▶ [Spatial annotation entries]:
***
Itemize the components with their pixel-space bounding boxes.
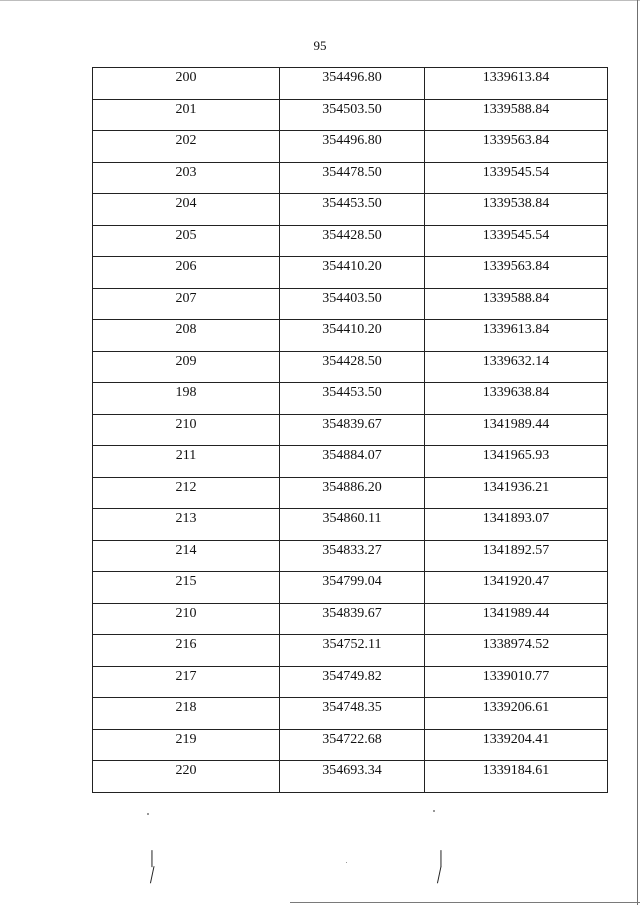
x-coordinate-cell: 354799.04 <box>280 572 425 604</box>
point-id-cell: 219 <box>93 729 280 761</box>
y-coordinate-cell: 1339588.84 <box>425 99 608 131</box>
table-row <box>93 761 608 793</box>
table-row <box>93 540 608 572</box>
table-row <box>93 383 608 415</box>
scan-mark-left: │ <box>145 868 159 883</box>
y-coordinate-cell: 1339010.77 <box>425 666 608 698</box>
scan-speck <box>433 810 435 812</box>
y-coordinate-cell: 1339545.54 <box>425 162 608 194</box>
table-row <box>93 635 608 667</box>
y-coordinate-cell: 1339545.54 <box>425 225 608 257</box>
table-row <box>93 162 608 194</box>
scan-speck <box>346 862 347 863</box>
x-coordinate-cell: 354833.27 <box>280 540 425 572</box>
x-coordinate-cell: 354496.80 <box>280 131 425 163</box>
y-coordinate-cell: 1341936.21 <box>425 477 608 509</box>
y-coordinate-cell: 1339632.14 <box>425 351 608 383</box>
x-coordinate-cell: 354410.20 <box>280 257 425 289</box>
point-id-cell: 205 <box>93 225 280 257</box>
y-coordinate-cell: 1339563.84 <box>425 257 608 289</box>
x-coordinate-cell: 354722.68 <box>280 729 425 761</box>
point-id-cell: 211 <box>93 446 280 478</box>
page-edge-top <box>0 0 640 1</box>
point-id-cell: 204 <box>93 194 280 226</box>
point-id-cell: 210 <box>93 603 280 635</box>
point-id-cell: 220 <box>93 761 280 793</box>
x-coordinate-cell: 354453.50 <box>280 194 425 226</box>
scan-speck <box>147 813 149 815</box>
table-row <box>93 99 608 131</box>
x-coordinate-cell: 354839.67 <box>280 603 425 635</box>
y-coordinate-cell: 1338974.52 <box>425 635 608 667</box>
point-id-cell: 217 <box>93 666 280 698</box>
point-id-cell: 201 <box>93 99 280 131</box>
point-id-cell: 207 <box>93 288 280 320</box>
point-id-cell: 209 <box>93 351 280 383</box>
table-row <box>93 603 608 635</box>
page-number: 95 <box>313 38 327 53</box>
point-id-cell: 208 <box>93 320 280 352</box>
x-coordinate-cell: 354496.80 <box>280 68 425 100</box>
point-id-cell: 213 <box>93 509 280 541</box>
point-id-cell: 203 <box>93 162 280 194</box>
x-coordinate-cell: 354503.50 <box>280 99 425 131</box>
x-coordinate-cell: 354410.20 <box>280 320 425 352</box>
x-coordinate-cell: 354453.50 <box>280 383 425 415</box>
point-id-cell: 202 <box>93 131 280 163</box>
y-coordinate-cell: 1339588.84 <box>425 288 608 320</box>
point-id-cell: 212 <box>93 477 280 509</box>
x-coordinate-cell: 354428.50 <box>280 351 425 383</box>
table-row <box>93 225 608 257</box>
y-coordinate-cell: 1339538.84 <box>425 194 608 226</box>
y-coordinate-cell: 1339638.84 <box>425 383 608 415</box>
page-edge-right <box>637 0 638 905</box>
point-id-cell: 214 <box>93 540 280 572</box>
y-coordinate-cell: 1339206.61 <box>425 698 608 730</box>
y-coordinate-cell: 1341920.47 <box>425 572 608 604</box>
page-edge-bottom <box>290 902 640 903</box>
table-row <box>93 446 608 478</box>
scan-mark-right: │ <box>436 852 446 867</box>
table-row <box>93 666 608 698</box>
scan-mark-right: │ <box>432 868 446 883</box>
x-coordinate-cell: 354748.35 <box>280 698 425 730</box>
x-coordinate-cell: 354886.20 <box>280 477 425 509</box>
table-row <box>93 194 608 226</box>
table-row <box>93 572 608 604</box>
table-row <box>93 288 608 320</box>
table-row <box>93 68 608 100</box>
point-id-cell: 218 <box>93 698 280 730</box>
point-id-cell: 200 <box>93 68 280 100</box>
scan-mark-left: │ <box>147 852 157 867</box>
y-coordinate-cell: 1339613.84 <box>425 68 608 100</box>
table-row <box>93 131 608 163</box>
x-coordinate-cell: 354693.34 <box>280 761 425 793</box>
table-row <box>93 509 608 541</box>
table-row <box>93 414 608 446</box>
y-coordinate-cell: 1341893.07 <box>425 509 608 541</box>
point-id-cell: 216 <box>93 635 280 667</box>
x-coordinate-cell: 354428.50 <box>280 225 425 257</box>
y-coordinate-cell: 1341989.44 <box>425 603 608 635</box>
y-coordinate-cell: 1341892.57 <box>425 540 608 572</box>
y-coordinate-cell: 1339563.84 <box>425 131 608 163</box>
x-coordinate-cell: 354839.67 <box>280 414 425 446</box>
point-id-cell: 210 <box>93 414 280 446</box>
table-row <box>93 257 608 289</box>
x-coordinate-cell: 354884.07 <box>280 446 425 478</box>
coordinates-table <box>92 67 608 793</box>
table-row <box>93 698 608 730</box>
x-coordinate-cell: 354403.50 <box>280 288 425 320</box>
x-coordinate-cell: 354478.50 <box>280 162 425 194</box>
point-id-cell: 198 <box>93 383 280 415</box>
x-coordinate-cell: 354860.11 <box>280 509 425 541</box>
table-row <box>93 320 608 352</box>
x-coordinate-cell: 354752.11 <box>280 635 425 667</box>
coordinates-table-body <box>93 68 608 793</box>
table-row <box>93 351 608 383</box>
point-id-cell: 206 <box>93 257 280 289</box>
point-id-cell: 215 <box>93 572 280 604</box>
y-coordinate-cell: 1339204.41 <box>425 729 608 761</box>
y-coordinate-cell: 1341965.93 <box>425 446 608 478</box>
y-coordinate-cell: 1341989.44 <box>425 414 608 446</box>
x-coordinate-cell: 354749.82 <box>280 666 425 698</box>
y-coordinate-cell: 1339613.84 <box>425 320 608 352</box>
table-row <box>93 477 608 509</box>
y-coordinate-cell: 1339184.61 <box>425 761 608 793</box>
table-row <box>93 729 608 761</box>
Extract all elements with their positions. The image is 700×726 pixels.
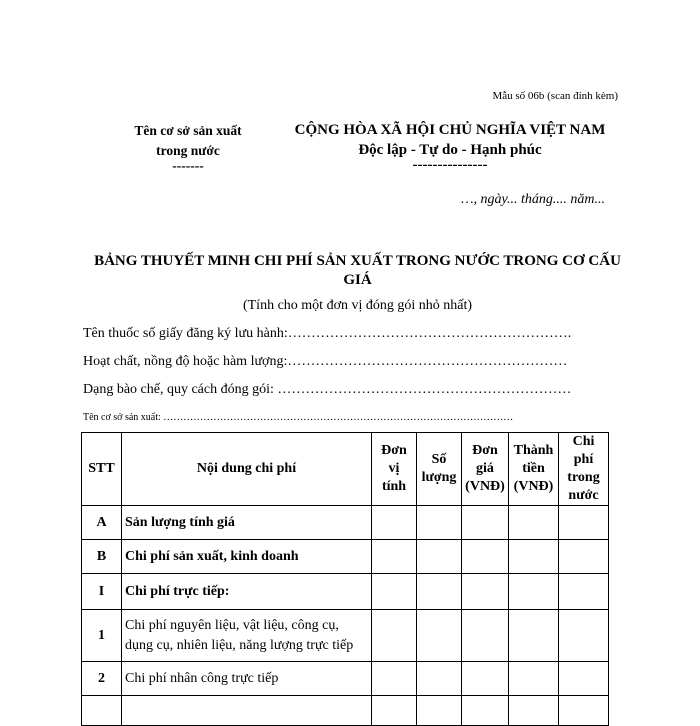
field-dosage-form: Dạng bào chế, quy cách đóng gói: ………………………………………………………	[83, 382, 572, 397]
row-stt: B	[82, 540, 122, 574]
header-unit-price-line1: Đơn	[472, 443, 498, 458]
table-row	[82, 540, 609, 574]
header-stt: STT	[82, 433, 122, 506]
row-content: Chi phí trực tiếp:	[122, 574, 372, 610]
header-amount-line1: Thành	[513, 443, 554, 458]
row-quantity-cell	[417, 610, 462, 662]
row-price-cell	[462, 540, 509, 574]
national-motto: Độc lập - Tự do - Hạnh phúc	[358, 142, 542, 158]
table-row	[82, 574, 609, 610]
table-row-continued	[82, 696, 609, 726]
row-quantity-cell	[417, 662, 462, 696]
header-unit-price	[462, 433, 509, 506]
row-content-line1: Chi phí nguyên liệu, vật liệu, công cụ,	[125, 617, 339, 633]
header-domestic-line1: Chi phí	[572, 434, 595, 467]
row-price-cell	[462, 574, 509, 610]
row-amount-cell	[509, 610, 559, 662]
header-content: Nội dung chi phí	[122, 433, 372, 506]
table-row	[82, 506, 609, 540]
row-content	[122, 696, 372, 726]
row-quantity-cell	[417, 506, 462, 540]
header-domestic-line2: trong	[567, 470, 600, 485]
row-content: Chi phí nhân công trực tiếp	[122, 662, 372, 696]
header-domestic-cost	[559, 433, 609, 506]
row-domestic-cell	[559, 610, 609, 662]
row-unit-cell	[372, 540, 417, 574]
row-quantity-cell	[417, 574, 462, 610]
cost-table	[81, 432, 609, 726]
header-unit-line1: Đơn	[381, 443, 407, 458]
row-unit-cell	[372, 662, 417, 696]
row-price-cell	[462, 610, 509, 662]
row-stt: 1	[82, 610, 122, 662]
row-content: Sản lượng tính giá	[122, 506, 372, 540]
header-unit-price-line3: (VNĐ)	[465, 479, 505, 494]
field-manufacturer: Tên cơ sở sản xuất: ……………………………………………………………………………………………	[83, 412, 514, 423]
row-unit-cell	[372, 506, 417, 540]
issuer-name-line1: Tên cơ sở sản xuất	[134, 123, 242, 138]
table-row	[82, 610, 609, 662]
header-quantity	[417, 433, 462, 506]
document-title-line2: GIÁ	[343, 272, 372, 288]
document-subtitle: (Tính cho một đơn vị đóng gói nhỏ nhất)	[242, 298, 473, 313]
row-stt: I	[82, 574, 122, 610]
issuer-divider: -------	[172, 158, 204, 173]
header-amount	[509, 433, 559, 506]
row-domestic-cell	[559, 574, 609, 610]
row-unit-cell	[372, 574, 417, 610]
field-drug-registration: Tên thuốc số giấy đăng ký lưu hành:…………………………………………………….	[83, 326, 572, 341]
row-quantity-cell	[417, 540, 462, 574]
row-content	[122, 610, 372, 662]
row-amount-cell	[509, 574, 559, 610]
row-domestic-cell	[559, 506, 609, 540]
row-unit-cell	[372, 696, 417, 726]
row-stt: A	[82, 506, 122, 540]
national-title: CỘNG HÒA XÃ HỘI CHỦ NGHĨA VIỆT NAM	[294, 122, 606, 138]
row-quantity-cell	[417, 696, 462, 726]
header-unit	[372, 433, 417, 506]
row-stt	[82, 696, 122, 726]
row-unit-cell	[372, 610, 417, 662]
header-amount-line2: tiền	[522, 461, 545, 476]
row-amount-cell	[509, 540, 559, 574]
row-domestic-cell	[559, 662, 609, 696]
national-divider: ---------------	[412, 157, 488, 173]
row-domestic-cell	[559, 696, 609, 726]
table-header-row	[82, 433, 609, 506]
date-line: …, ngày... tháng.... năm...	[461, 192, 605, 207]
row-amount-cell	[509, 662, 559, 696]
header-quantity-line1: Số	[431, 452, 447, 467]
row-content: Chi phí sản xuất, kinh doanh	[122, 540, 372, 574]
row-stt: 2	[82, 662, 122, 696]
row-amount-cell	[509, 506, 559, 540]
header-unit-line2: vị tính	[381, 461, 407, 494]
row-price-cell	[462, 662, 509, 696]
header-domestic-line3: nước	[568, 488, 599, 503]
row-price-cell	[462, 696, 509, 726]
row-content-line2: dụng cụ, nhiên liệu, năng lượng trực tiếp	[125, 637, 354, 653]
table-row	[82, 662, 609, 696]
header-quantity-line2: lượng	[421, 470, 457, 485]
row-domestic-cell	[559, 540, 609, 574]
field-active-ingredient: Hoạt chất, nồng độ hoặc hàm lượng:……………………………………………………	[83, 354, 568, 369]
issuer-header	[98, 121, 278, 171]
document-title	[80, 252, 635, 290]
form-code: Mẫu số 06b (scan đính kèm)	[492, 90, 618, 102]
row-amount-cell	[509, 696, 559, 726]
document-title-line1: BẢNG THUYẾT MINH CHI PHÍ SẢN XUẤT TRONG NƯỚC TRONG CƠ CẤU	[94, 253, 621, 269]
row-price-cell	[462, 506, 509, 540]
header-unit-price-line2: giá	[476, 461, 494, 476]
national-header	[270, 120, 630, 173]
header-amount-line3: (VNĐ)	[513, 479, 554, 494]
issuer-name-line2: trong nước	[156, 143, 220, 158]
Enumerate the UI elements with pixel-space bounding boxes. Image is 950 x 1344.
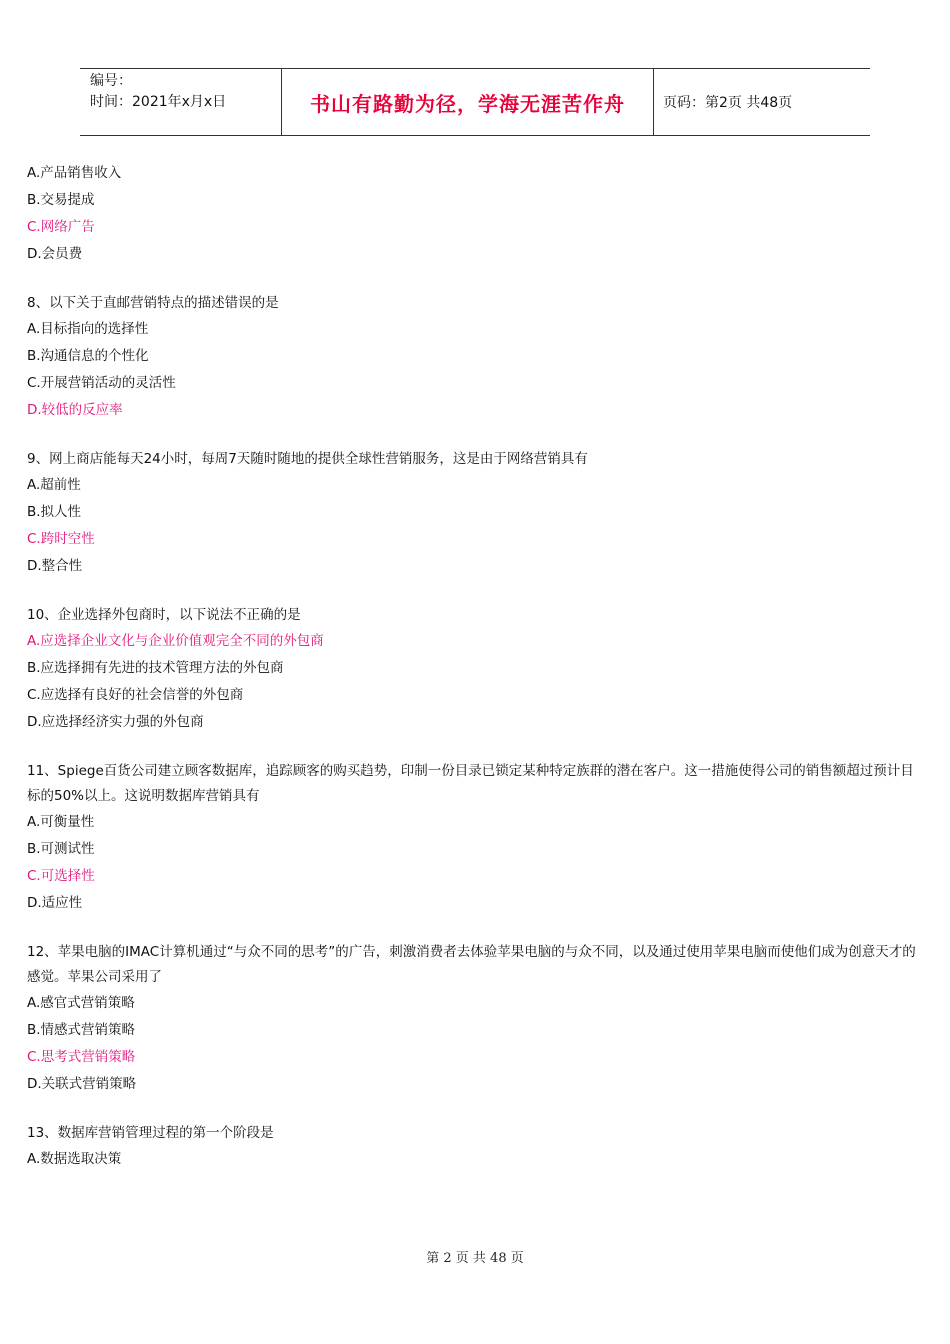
question-block [27,940,923,1098]
prev-question-options [27,160,923,268]
option-item: D.适应性 [27,895,83,911]
option-item-answer: C.可选择性 [27,868,95,884]
option-item: D.关联式营销策略 [27,1076,137,1092]
question-block [27,447,923,580]
option-item: A.感官式营销策略 [27,995,135,1011]
option-item: D.整合性 [27,558,83,574]
option-item: C.开展营销活动的灵活性 [27,375,176,391]
option-item: B.沟通信息的个性化 [27,348,149,364]
option-item: B.应选择拥有先进的技术管理方法的外包商 [27,660,284,676]
option-item: A.目标指向的选择性 [27,321,149,337]
option-item: D.会员费 [27,246,83,262]
option-item: B.交易提成 [27,192,95,208]
option-item: C.应选择有良好的社会信誉的外包商 [27,687,244,703]
option-item: B.拟人性 [27,504,82,520]
option-item-answer: A.应选择企业文化与企业价值观完全不同的外包商 [27,633,324,649]
option-item-answer: C.网络广告 [27,219,95,235]
option-item: B.可测试性 [27,841,95,857]
option-item: B.情感式营销策略 [27,1022,136,1038]
question-block [27,603,923,736]
question-text: 8、以下关于直邮营销特点的描述错误的是 [27,295,279,311]
option-item-answer: D.较低的反应率 [27,402,123,418]
page-header [80,68,870,136]
question-block [27,759,923,917]
question-text: 13、数据库营销管理过程的第一个阶段是 [27,1125,274,1141]
option-item: A.可衡量性 [27,814,95,830]
page-footer: 第 2 页 共 48 页 [426,1251,524,1266]
question-block [27,291,923,424]
question-block [27,1121,923,1173]
header-motto: 书山有路勤为径，学海无涯苦作舟 [281,69,654,135]
question-text: 12、苹果电脑的IMAC计算机通过“与众不同的思考”的广告，刺激消费者去体验苹果电脑的与众不同，以及通过使用苹果电脑而使他们成为创意天才的感觉。苹果公司采用了 [27,944,916,985]
option-item: A.超前性 [27,477,81,493]
option-item-answer: C.跨时空性 [27,531,95,547]
header-meta [80,69,281,135]
serial-label: 编号： [90,73,132,89]
question-text: 9、网上商店能每天24小时，每周7天随时随地的提供全球性营销服务，这是由于网络营销具有 [27,451,588,467]
option-item: A.产品销售收入 [27,165,122,181]
question-content [27,160,923,1173]
question-text: 10、企业选择外包商时，以下说法不正确的是 [27,607,301,623]
question-text: 11、Spiege百货公司建立顾客数据库，追踪顾客的购买趋势，印制一份目录已锁定某种特定族群的潜在客户。这一措施使得公司的销售额超过预计目标的50%以上。这说明数据库营销具有 [27,763,914,804]
option-item: D.应选择经济实力强的外包商 [27,714,204,730]
time-label: 时间：2021年x月x日 [90,94,227,110]
option-item: A.数据选取决策 [27,1151,122,1167]
option-item-answer: C.思考式营销策略 [27,1049,136,1065]
header-page-info: 页码：第2页 共48页 [663,95,793,111]
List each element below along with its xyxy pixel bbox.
***
▶ [Stated goal]: Copy out, character for character, the lines of the material above, beginning with the line that contains "field-dosage-form: Dạng bào" and continuing through the line that contains "443, 554, 458]".

▶ [Solution]:
field-dosage-form: Dạng bào chế, quy cách đóng gói: ………………………………………………………	[83, 382, 572, 397]
row-stt: B	[82, 540, 122, 574]
header-unit-price-line1: Đơn	[472, 443, 498, 458]
table-row	[82, 540, 609, 574]
header-stt: STT	[82, 433, 122, 506]
row-content: Chi phí trực tiếp:	[122, 574, 372, 610]
header-amount-line1: Thành	[513, 443, 554, 458]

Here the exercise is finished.